WHAT TO WORK ON | Retype the passage of the blog post on school funding and collaboration that begins at the words "There are many" and stops after "belief over time.".
++++ DOCUMENT
Sunday, November 18, 2012

News from NEWS . . .

I'm on the Network for Excellence in Washington Schools (NEWS) e-mail list.  This is the organization behind the McCleary lawsuit that is forcing the state legislators to meet their constitutional requirement to fund schools under the ESHB 2261 vision.  In a recent e-mail from the organization they shared some data and charts showing the gap between current funding and the funding required under the lawsuit.  The gap is very large as can be seen in the chart below from the e-mail.  The remaining charts can be found here.

The red line is the funding level when the legislation was enacted and the bars are the targets to move to fully funded by the 2017-18 school year.  The data shows the huge gap and the lack of progress on meeting targets thus far.  How will legislators and the newly elected governor close this gap and meet targets in the biennium that begins in January?  That task has become even more difficult based on the information in this Seattle Times editorial.  Facing a $900 million shortfall makes closing the gap much more difficult especially given the governor-elects no new tax promise.  We are approaching a point where public school funding must change.  The State Supreme Court and organizations like NEWS have made it clear that the current reality will not be possible to maintain, it must be replaced by "steady progress" towards the legislator's own vision for schools of the future.  It will be interesting to view how they meet these competing commitments from a distance.

Saturday, November 17, 2012

Well, still no comments to my last post when I asked for readers to share stories and experiences about our journey as a school system.  This was actually the second request.  Perhaps I should let it go, but I am going to try and prime the pump by sharing what for me is a decision that has had a lasting influence on who we are.  Who knows, maybe the faucet will open and readers will share stories of their own.  My request continues by again asking you to consider responding to the following.

Which of these initiatives, interactions, and decisions have had a significant and lasting impact on the culture of our school system? Many of us believe that Tahoma is a great place for kids and for the adults that work with and for them. Why do we believe that? What do we do or not do that may be different than other systems? What story can you tell that helps define who we are, what drives our behavior, and who we aspire to be? 

There are many stories I could tell related to our work with the leadership of both TEA and PSE, but I believe that the decision to align our stated belief in collaboration with contract language was one of those times.  Many of us talk about the importance of collaboration in our work and the need for staff to have the opportunity to influence critical decisions at the building and department level, but it often does not result in consistent behavior that demonstrates this belief over time.

I can remember many years ago deciding that to move forward we must find ways for staff to see that collaboration is more than just words, it is a core belief, the foundation of our work.  When I first began to work with district bargainers and the administrative team on consensus decision making and then made the decision to embed this process into both negotiated agreements, it was not supported by all administrators.  The parking lot conversations were not positive and some were wondering if I was crazy.  I can imagine there were those thinking he isn't ready or doesn't have what it takes to be a superintendent.  Principals and department supervisors were forced to give up much autonomy and power and found themselves needing to facilitate the very conversations that resulted in the need to share.  The language below changed their world in a short period of time.
++++++++
++++ STORED RECORDS
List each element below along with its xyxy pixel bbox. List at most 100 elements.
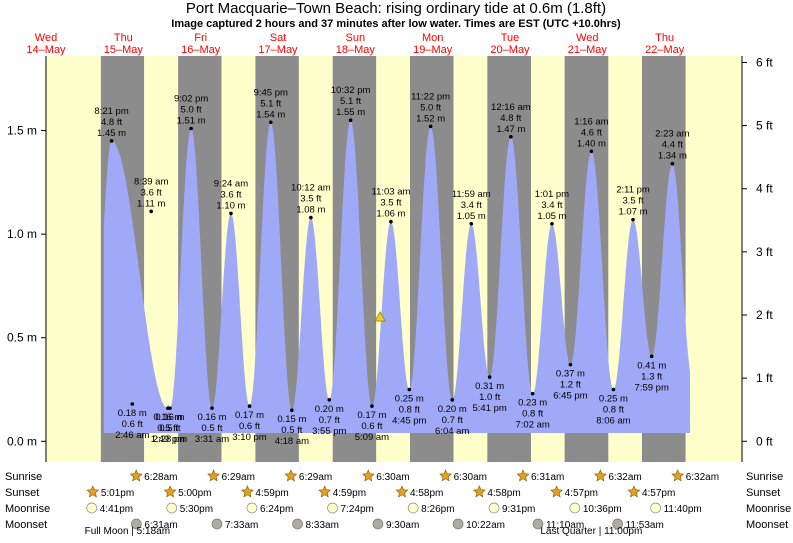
y-right-tick-label: 2 ft (756, 308, 773, 322)
chart-title: Port Macquarie–Town Beach: rising ordina… (186, 0, 606, 17)
moonset-time: 10:22am (466, 520, 505, 531)
day-weekday-label: Fri (194, 32, 207, 44)
tide-label: 0.18 m (118, 408, 147, 419)
tide-label: 0.16 m (153, 412, 182, 423)
tide-label: 0.37 m (556, 369, 585, 380)
tide-label: 1.55 m (336, 107, 365, 118)
tide-label: 9:45 pm (254, 87, 288, 98)
tide-point (130, 402, 135, 406)
tide-label: 9:02 pm (174, 94, 208, 105)
tide-label: 1.2 ft (560, 380, 581, 391)
tide-label: 5.1 ft (340, 96, 361, 107)
tide-label: 6:04 am (435, 426, 469, 437)
y-left-tick-label: 1.0 m (7, 227, 37, 241)
tide-label: 0.16 m (197, 412, 226, 423)
tide-label: 1.51 m (177, 116, 206, 127)
day-date-label: 17–May (258, 44, 298, 56)
moonrise-icon (327, 502, 338, 514)
sunset-icon (472, 485, 486, 498)
tide-label: 8:21 pm (94, 106, 128, 117)
tide-point (568, 362, 573, 367)
tide-label: 7:59 pm (635, 382, 669, 393)
moonset-time: 8:33am (306, 520, 339, 531)
tide-label: 1.45 m (97, 128, 126, 139)
tide-label: 0.41 m (637, 360, 666, 371)
moonset-icon (130, 518, 142, 530)
day-date-label: 19–May (413, 44, 453, 56)
moonset-time: 6:31am (144, 520, 177, 531)
tide-point (428, 124, 433, 129)
tide-label: 8:39 am (134, 176, 168, 187)
day-weekday-label: Sat (270, 32, 287, 44)
tide-label: 1.0 ft (479, 392, 500, 403)
tide-label: 2:11 pm (616, 185, 650, 196)
tide-label: 0.6 ft (361, 421, 382, 432)
sunset-icon (86, 485, 100, 498)
moonrise-icon (246, 502, 258, 514)
tide-label: 1.40 m (577, 138, 606, 149)
tide-level-area (103, 120, 691, 433)
sunrise-icon (594, 469, 607, 482)
tide-label: 4.8 ft (500, 113, 521, 124)
moonrise-icon (86, 502, 98, 514)
tide-label: 3:10 pm (232, 432, 266, 443)
moonrise-time: 8:26pm (421, 504, 454, 515)
sunrise-time: 6:28am (144, 472, 177, 483)
y-right-tick-label: 0 ft (756, 434, 773, 448)
sunset-time: 5:01pm (101, 488, 134, 499)
sunrise-icon (516, 469, 530, 482)
sunrise-icon (129, 469, 143, 482)
tide-point (487, 375, 492, 379)
tide-label: 0.20 m (315, 404, 344, 415)
tide-label: 5.1 ft (260, 98, 281, 109)
tide-label: 12:16 am (491, 102, 531, 113)
moonset-time: 7:33am (225, 520, 258, 531)
tide-label: 0.5 ft (159, 423, 180, 434)
moonrise-icon (166, 502, 178, 514)
tide-label: 4:45 pm (392, 416, 426, 427)
row-label-moonrise: Moonrise (5, 503, 50, 515)
sunset-time: 4:58pm (410, 488, 443, 499)
sunset-time: 4:58pm (487, 488, 520, 499)
sunrise-time: 6:30am (376, 472, 409, 483)
sunset-icon (163, 485, 177, 498)
row-label-sunrise: Sunrise (5, 471, 42, 483)
tide-label: 1.11 m (137, 198, 165, 209)
tide-label: 3:55 pm (312, 426, 346, 437)
tide-point (450, 398, 455, 402)
day-weekday-label: Wed (35, 32, 57, 44)
tide-label: 1:01 pm (535, 189, 569, 200)
sunrise-icon (207, 469, 221, 482)
tide-label: 0.8 ft (603, 405, 624, 416)
tide-label: 0.8 ft (522, 409, 543, 420)
tide-label: 10:12 am (291, 183, 331, 194)
moonset-icon (452, 518, 464, 530)
sunset-time: 4:57pm (565, 488, 598, 499)
tide-label: 11:22 pm (411, 91, 450, 102)
chart-subtitle: Image captured 2 hours and 37 minutes af… (171, 18, 621, 30)
tide-point (309, 215, 313, 220)
axes: 0.0 m 0.5 m 1.0 m 1.5 m 0 ft 1 ft 2 ft 3 ft 4 ft… (7, 55, 773, 462)
day-date-label: 15–May (104, 44, 144, 56)
moonrise-time: 5:30pm (180, 504, 213, 515)
moonrise-icon (650, 502, 661, 514)
sunrise-time: 6:32am (608, 472, 641, 483)
tide-label: 9:24 am (214, 178, 248, 189)
row-label-sunset: Sunset (5, 487, 39, 499)
sunrise-icon (671, 469, 685, 482)
tide-label: 1.10 m (216, 200, 245, 211)
tide-point (407, 387, 412, 392)
tide-label: 1.3 ft (641, 371, 662, 382)
moon-phase-label: Last Quarter | 11:00pm (540, 526, 642, 537)
moonrise-time: 7:24pm (341, 504, 374, 515)
tide-label: 0.31 m (475, 381, 504, 392)
sunrise-time: 6:32am (686, 472, 719, 483)
moonset-icon (211, 518, 223, 530)
moonrise-time: 6:24pm (260, 504, 293, 515)
tide-label: 4.6 ft (581, 127, 602, 138)
tide-point (268, 120, 273, 125)
tide-point (670, 161, 675, 166)
sunrise-icon (439, 469, 452, 482)
tide-point (649, 354, 654, 359)
day-weekday-label: Mon (422, 32, 443, 44)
++++++++
ANSWER TO THE TASK |
There are many stories I could tell related to our work with the leadership of both TEA and PSE, but I believe that the decision to align our stated belief in collaboration with contract language was one of those times.  Many of us talk about the importance of collaboration in our work and the need for staff to have the opportunity to influence critical decisions at the building and department level, but it often does not result in consistent behavior that demonstrates this belief over time.